ENUNCIADO DA TAREFA -> Reescreva a parte do texto sobre a carreira de Alonso na Fórmula 1, começando em "Alonso relembra um" e terminando em "canal da Alemanha.". Troque "vinte anos" por "duas décadas".

“Acho que o maior legado para mim e para a minha carreira é a mudança na Espanha”, disse Alonso ao tratar do efeito de sua trajetória no país.
Alonso estreou na Fórmula 1 em 2001 e chegou a 439 GPs disputados, número que o coloca como o piloto com mais participações na história da categoria. Nesse período, conquistou dois títulos mundiais e 32 vitórias.
Alonso relembra um início com pouca visibilidade da F1 no país
Ao comparar o começo da carreira com o cenário atual, Alonso descreveu uma realidade em que a Fórmula 1 tinha alcance bem menor na Espanha. Segundo o piloto, o campeonato ainda ocupava um espaço reduzido no país há cerca de vinte anos.
“Isso mostra como a F1 era pequena no meu país há vinte anos”, afirmou. Como exemplo desse contexto, ele lembrou que a própria família acompanhava suas corridas pela RTL, canal da Alemanha.
O contraste com o momento atual aparece, na visão de Alonso, não apenas no acompanhamento do público, mas também na quantidade de profissionais espanhóis trabalhando diretamente na categoria.
Presença espanhola entre engenheiros e mecânicos é o dado citado por Alonso
Ao falar sobre essa mudança, Alonso apontou um indicador concreto do crescimento espanhol na Fórmula 1. “Acho que agora cerca de 10% dos mecânicos e engenheiros da F1 sejam espanhóis”, declarou.

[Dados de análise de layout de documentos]
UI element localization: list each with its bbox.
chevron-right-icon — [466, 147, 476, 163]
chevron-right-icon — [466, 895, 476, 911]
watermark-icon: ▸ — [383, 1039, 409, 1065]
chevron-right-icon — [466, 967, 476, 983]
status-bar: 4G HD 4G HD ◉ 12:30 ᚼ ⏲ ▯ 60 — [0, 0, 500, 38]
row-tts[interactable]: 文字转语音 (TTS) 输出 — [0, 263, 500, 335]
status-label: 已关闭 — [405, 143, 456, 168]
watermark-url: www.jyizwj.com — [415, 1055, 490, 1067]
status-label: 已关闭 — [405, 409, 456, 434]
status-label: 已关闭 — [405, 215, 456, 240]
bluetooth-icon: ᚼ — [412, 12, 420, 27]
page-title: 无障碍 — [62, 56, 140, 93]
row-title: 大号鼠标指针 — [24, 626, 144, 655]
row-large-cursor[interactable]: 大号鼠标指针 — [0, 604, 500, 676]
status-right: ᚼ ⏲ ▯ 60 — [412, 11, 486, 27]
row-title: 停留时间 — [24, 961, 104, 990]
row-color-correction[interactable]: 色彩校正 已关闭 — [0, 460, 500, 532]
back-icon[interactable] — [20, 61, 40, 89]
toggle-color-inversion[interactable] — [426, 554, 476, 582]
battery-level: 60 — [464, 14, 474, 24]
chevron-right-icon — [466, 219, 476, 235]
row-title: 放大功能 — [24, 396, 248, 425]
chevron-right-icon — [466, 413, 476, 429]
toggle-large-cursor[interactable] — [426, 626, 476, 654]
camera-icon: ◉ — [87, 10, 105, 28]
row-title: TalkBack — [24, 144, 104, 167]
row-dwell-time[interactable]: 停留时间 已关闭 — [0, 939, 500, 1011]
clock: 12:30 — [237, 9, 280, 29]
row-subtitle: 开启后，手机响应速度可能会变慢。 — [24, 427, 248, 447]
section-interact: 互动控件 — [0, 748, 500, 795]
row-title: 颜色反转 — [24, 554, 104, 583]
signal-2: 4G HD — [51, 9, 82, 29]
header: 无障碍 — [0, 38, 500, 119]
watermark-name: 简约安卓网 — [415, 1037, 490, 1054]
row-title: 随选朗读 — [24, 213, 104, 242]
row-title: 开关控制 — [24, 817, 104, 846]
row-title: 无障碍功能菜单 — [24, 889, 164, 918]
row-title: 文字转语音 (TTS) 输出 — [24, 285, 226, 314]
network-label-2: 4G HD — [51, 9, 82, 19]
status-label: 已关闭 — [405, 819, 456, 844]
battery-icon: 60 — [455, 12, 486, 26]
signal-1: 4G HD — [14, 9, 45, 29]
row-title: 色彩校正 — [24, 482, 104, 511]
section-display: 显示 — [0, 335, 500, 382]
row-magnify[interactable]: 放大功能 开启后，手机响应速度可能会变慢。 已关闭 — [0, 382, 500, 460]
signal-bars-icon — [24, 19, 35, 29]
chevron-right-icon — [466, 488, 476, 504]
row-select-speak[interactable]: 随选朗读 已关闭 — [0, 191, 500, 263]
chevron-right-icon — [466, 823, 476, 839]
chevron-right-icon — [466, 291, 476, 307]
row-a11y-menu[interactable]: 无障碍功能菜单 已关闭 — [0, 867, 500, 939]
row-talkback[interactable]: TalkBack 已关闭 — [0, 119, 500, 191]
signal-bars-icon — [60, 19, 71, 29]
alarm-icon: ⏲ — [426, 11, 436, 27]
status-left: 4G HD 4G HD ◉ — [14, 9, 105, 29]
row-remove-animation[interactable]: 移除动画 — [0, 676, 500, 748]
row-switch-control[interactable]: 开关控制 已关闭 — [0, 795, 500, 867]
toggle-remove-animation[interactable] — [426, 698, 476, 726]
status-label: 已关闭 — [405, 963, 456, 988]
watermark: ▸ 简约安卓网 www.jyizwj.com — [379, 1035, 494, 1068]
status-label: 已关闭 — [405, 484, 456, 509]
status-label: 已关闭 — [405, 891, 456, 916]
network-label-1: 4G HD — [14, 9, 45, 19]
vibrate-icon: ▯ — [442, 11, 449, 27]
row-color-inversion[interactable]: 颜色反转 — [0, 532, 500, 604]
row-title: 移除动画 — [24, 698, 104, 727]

RESULTADO ABAIXO ->
Alonso relembra um início com pouca visibilidade da F1 no país
Ao comparar o começo da carreira com o cenário atual, Alonso descreveu uma realidade em que a Fórmula 1 tinha alcance bem menor na Espanha. Segundo o piloto, o campeonato ainda ocupava um espaço reduzido no país há cerca de duas décadas.
“Isso mostra como a F1 era pequena no meu país há duas décadas”, afirmou. Como exemplo desse contexto, ele lembrou que a própria família acompanhava suas corridas pela RTL, canal da Alemanha.